### Required work
Take the line that contains "What data was" and each line after it in the material below, and transcribe them exactly, stopping at the end.
* * * * * * *
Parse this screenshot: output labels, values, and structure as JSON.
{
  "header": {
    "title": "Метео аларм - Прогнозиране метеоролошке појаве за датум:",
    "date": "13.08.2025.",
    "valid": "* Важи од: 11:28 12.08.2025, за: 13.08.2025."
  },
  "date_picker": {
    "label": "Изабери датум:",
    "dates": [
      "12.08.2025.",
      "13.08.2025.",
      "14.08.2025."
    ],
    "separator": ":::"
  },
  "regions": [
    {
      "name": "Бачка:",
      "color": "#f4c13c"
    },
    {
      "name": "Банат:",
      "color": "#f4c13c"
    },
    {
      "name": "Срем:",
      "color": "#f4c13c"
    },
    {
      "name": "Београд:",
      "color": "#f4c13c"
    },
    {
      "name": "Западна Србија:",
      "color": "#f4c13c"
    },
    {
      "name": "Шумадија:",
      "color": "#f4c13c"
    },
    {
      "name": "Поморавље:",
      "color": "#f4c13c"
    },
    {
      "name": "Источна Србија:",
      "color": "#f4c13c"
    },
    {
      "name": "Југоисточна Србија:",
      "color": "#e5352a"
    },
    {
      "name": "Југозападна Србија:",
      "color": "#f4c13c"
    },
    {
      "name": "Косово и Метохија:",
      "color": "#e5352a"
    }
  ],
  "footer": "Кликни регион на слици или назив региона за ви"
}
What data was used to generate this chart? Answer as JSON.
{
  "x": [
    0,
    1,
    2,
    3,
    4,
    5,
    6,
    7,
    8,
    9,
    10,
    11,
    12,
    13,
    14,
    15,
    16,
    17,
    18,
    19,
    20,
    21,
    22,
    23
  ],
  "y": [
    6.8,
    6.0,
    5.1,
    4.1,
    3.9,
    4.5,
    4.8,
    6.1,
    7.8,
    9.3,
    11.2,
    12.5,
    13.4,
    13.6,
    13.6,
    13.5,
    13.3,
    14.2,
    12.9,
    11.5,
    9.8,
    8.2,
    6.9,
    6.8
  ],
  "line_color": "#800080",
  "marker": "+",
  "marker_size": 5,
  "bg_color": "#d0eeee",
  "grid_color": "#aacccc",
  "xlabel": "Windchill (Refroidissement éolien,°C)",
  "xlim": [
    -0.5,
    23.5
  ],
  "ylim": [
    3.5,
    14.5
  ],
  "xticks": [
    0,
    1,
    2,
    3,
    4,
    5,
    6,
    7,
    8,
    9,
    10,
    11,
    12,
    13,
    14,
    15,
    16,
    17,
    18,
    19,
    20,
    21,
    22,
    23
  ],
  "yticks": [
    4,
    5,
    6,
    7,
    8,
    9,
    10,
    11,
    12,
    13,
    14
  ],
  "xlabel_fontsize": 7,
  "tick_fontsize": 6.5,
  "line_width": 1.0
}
* * * * * * *
### Right answer
What data was used to generate this chart? Answer as JSON.
{
  "x": [
    0,
    1,
    2,
    3,
    4,
    5,
    6,
    7,
    8,
    9,
    10,
    11,
    12,
    13,
    14,
    15,
    16,
    17,
    18,
    19,
    20,
    21,
    22,
    23
  ],
  "y": [
    6.8,
    6.0,
    5.1,
    4.1,
    3.9,
    4.5,
    4.8,
    6.1,
    7.8,
    9.3,
    11.2,
    12.5,
    13.4,
    13.6,
    13.6,
    13.5,
    13.3,
    14.2,
    12.9,
    11.5,
    9.8,
    8.2,
    6.9,
    6.8
  ],
  "line_color": "#800080",
  "marker": "+",
  "marker_size": 5,
  "bg_color": "#d0eeee",
  "grid_color": "#aacccc",
  "xlabel": "Windchill (Refroidissement éolien,°C)",
  "xlim": [
    -0.5,
    23.5
  ],
  "ylim": [
    3.5,
    14.5
  ],
  "xticks": [
    0,
    1,
    2,
    3,
    4,
    5,
    6,
    7,
    8,
    9,
    10,
    11,
    12,
    13,
    14,
    15,
    16,
    17,
    18,
    19,
    20,
    21,
    22,
    23
  ],
  "yticks": [
    4,
    5,
    6,
    7,
    8,
    9,
    10,
    11,
    12,
    13,
    14
  ],
  "xlabel_fontsize": 7,
  "tick_fontsize": 6.5,
  "line_width": 1.0
}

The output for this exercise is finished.